Description of the task:
Look through the lines below and extract each one that contains "name".

** start Listing **

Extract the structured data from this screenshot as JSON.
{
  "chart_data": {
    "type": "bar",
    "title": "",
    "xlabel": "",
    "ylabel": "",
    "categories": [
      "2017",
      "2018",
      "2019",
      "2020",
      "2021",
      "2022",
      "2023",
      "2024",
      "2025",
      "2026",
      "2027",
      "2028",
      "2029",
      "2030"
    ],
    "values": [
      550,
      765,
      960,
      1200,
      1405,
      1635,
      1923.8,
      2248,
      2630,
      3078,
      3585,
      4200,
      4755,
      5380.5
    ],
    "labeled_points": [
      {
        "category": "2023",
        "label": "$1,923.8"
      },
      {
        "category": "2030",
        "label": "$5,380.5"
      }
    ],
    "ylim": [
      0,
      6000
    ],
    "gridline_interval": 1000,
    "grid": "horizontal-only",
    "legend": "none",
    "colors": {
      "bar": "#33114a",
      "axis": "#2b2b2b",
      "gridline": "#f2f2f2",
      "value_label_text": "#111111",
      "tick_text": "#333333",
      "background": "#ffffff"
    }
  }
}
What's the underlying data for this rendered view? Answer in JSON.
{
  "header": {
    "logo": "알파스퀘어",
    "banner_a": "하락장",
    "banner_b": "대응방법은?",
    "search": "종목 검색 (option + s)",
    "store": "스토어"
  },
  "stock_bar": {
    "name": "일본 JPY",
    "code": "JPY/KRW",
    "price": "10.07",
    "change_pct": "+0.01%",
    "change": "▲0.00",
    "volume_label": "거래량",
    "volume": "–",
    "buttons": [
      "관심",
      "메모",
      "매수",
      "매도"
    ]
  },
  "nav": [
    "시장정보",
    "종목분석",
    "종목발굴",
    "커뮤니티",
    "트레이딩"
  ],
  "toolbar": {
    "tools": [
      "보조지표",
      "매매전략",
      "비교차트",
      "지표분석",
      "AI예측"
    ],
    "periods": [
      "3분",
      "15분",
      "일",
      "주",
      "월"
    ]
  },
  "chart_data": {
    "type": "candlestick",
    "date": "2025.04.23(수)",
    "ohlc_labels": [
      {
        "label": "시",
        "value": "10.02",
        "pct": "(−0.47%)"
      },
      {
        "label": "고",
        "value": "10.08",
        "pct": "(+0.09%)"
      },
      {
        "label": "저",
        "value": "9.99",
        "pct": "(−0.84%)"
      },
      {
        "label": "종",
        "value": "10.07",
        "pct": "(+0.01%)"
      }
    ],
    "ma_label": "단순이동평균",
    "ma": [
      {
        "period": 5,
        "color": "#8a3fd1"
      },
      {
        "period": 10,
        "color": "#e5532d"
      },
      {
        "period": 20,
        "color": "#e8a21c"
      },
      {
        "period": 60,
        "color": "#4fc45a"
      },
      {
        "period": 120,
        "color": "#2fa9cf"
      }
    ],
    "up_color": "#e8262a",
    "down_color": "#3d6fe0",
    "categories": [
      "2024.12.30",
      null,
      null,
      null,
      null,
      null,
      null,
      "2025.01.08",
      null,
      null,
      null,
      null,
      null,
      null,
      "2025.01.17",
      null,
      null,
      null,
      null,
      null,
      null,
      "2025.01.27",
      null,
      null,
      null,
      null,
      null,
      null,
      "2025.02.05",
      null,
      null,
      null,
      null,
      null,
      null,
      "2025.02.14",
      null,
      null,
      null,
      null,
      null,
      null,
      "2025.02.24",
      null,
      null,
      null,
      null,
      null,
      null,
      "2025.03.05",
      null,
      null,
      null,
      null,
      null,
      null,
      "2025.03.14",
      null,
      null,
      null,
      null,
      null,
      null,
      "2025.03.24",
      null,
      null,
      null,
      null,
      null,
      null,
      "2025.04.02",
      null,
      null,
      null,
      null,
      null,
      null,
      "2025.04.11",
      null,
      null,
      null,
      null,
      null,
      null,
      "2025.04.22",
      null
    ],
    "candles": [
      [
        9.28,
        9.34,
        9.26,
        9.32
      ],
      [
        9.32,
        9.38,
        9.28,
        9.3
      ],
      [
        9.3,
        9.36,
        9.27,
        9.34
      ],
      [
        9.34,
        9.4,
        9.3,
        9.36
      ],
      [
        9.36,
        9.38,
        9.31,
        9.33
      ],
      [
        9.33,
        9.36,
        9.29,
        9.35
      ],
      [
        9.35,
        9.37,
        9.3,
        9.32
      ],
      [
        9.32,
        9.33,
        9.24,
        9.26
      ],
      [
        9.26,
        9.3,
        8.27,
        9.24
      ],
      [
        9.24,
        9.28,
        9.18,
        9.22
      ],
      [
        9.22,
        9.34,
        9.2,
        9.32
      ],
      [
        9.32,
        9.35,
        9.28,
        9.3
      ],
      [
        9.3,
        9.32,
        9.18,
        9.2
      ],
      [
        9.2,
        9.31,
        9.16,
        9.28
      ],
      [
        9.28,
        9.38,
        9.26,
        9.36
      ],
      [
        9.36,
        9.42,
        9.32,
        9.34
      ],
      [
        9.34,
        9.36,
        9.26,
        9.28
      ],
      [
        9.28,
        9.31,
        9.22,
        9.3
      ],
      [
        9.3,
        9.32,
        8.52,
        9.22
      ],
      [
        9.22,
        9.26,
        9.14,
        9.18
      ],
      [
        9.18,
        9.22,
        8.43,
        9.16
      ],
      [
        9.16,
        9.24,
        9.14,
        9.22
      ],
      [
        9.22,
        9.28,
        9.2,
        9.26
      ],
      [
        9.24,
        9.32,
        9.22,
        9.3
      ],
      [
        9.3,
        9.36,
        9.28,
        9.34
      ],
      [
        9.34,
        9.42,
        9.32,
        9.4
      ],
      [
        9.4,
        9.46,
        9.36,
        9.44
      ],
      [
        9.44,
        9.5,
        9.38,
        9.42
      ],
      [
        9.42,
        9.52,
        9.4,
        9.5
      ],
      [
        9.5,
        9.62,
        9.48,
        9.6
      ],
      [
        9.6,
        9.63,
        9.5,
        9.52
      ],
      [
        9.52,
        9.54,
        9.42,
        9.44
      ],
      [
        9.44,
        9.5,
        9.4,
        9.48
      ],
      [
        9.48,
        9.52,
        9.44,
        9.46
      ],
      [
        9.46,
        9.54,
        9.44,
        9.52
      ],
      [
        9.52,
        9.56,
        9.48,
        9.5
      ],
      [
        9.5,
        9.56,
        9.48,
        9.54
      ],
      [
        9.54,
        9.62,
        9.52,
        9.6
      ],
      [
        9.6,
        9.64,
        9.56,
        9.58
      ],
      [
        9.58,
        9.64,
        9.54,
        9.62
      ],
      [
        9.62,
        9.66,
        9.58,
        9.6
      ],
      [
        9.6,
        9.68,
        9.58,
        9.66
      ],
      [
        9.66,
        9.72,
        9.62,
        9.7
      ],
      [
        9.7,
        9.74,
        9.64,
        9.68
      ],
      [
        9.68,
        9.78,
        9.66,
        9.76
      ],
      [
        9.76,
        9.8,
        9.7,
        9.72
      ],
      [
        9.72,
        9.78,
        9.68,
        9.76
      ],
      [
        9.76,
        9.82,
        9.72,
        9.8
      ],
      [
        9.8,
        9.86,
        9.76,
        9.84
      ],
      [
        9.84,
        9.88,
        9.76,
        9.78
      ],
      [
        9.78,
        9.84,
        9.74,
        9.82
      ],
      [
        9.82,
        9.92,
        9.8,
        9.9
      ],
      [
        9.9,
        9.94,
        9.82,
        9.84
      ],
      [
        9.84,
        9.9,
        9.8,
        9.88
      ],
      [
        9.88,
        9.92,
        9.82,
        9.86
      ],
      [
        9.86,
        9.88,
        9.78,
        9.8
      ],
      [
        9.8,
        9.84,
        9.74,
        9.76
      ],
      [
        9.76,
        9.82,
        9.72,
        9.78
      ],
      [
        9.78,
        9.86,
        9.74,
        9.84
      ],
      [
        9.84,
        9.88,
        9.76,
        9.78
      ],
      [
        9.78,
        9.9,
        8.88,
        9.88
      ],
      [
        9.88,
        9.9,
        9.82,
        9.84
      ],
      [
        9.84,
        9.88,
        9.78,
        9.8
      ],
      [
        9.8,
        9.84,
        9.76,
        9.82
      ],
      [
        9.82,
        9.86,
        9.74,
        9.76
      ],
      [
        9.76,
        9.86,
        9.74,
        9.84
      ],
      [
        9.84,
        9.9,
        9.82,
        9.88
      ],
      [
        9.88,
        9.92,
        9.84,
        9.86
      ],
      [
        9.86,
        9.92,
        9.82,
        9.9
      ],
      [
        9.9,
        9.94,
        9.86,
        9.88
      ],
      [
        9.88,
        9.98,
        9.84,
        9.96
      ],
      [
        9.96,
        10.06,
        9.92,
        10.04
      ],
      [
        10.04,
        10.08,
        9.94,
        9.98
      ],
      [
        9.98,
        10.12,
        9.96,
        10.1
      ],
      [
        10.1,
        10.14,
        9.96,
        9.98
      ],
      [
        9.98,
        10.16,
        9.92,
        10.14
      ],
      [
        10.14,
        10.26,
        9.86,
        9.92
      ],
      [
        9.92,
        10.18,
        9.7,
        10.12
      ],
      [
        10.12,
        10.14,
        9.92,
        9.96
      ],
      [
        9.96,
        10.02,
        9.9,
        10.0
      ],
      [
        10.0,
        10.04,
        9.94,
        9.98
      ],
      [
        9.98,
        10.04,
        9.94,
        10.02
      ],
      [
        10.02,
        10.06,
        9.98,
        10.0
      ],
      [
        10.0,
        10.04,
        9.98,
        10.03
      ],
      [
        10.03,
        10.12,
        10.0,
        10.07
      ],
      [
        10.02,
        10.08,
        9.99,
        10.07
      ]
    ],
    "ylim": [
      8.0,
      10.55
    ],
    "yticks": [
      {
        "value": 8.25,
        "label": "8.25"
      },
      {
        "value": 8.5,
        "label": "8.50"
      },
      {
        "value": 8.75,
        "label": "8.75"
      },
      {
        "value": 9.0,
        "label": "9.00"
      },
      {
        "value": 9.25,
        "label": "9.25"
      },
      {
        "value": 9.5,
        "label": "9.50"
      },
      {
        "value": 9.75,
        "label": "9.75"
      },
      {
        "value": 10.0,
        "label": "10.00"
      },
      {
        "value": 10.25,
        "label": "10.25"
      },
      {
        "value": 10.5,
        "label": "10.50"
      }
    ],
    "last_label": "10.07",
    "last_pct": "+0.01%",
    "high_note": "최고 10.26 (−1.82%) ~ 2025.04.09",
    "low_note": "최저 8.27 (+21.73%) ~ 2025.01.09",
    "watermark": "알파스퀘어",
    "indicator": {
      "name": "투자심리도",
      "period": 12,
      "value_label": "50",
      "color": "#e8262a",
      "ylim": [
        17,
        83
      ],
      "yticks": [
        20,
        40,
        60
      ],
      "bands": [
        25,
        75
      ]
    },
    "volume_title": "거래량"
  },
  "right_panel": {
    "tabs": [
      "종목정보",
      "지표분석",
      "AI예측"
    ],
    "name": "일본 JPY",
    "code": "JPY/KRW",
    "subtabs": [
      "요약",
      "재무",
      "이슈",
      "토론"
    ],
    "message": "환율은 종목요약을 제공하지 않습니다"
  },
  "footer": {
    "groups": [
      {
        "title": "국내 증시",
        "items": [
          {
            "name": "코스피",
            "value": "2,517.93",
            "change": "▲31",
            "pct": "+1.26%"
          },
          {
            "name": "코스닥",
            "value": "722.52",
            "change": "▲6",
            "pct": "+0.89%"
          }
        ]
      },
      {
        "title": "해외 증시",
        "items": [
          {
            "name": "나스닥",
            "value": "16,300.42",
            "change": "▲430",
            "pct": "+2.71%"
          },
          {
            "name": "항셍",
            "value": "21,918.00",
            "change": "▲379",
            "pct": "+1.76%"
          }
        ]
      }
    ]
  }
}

** end Listing **

Right answer:
    "name": "일본 JPY",
      "name": "투자심리도",
    "name": "일본 JPY",
            "name": "코스피",
            "name": "코스닥",
            "name": "나스닥",
            "name": "항셍",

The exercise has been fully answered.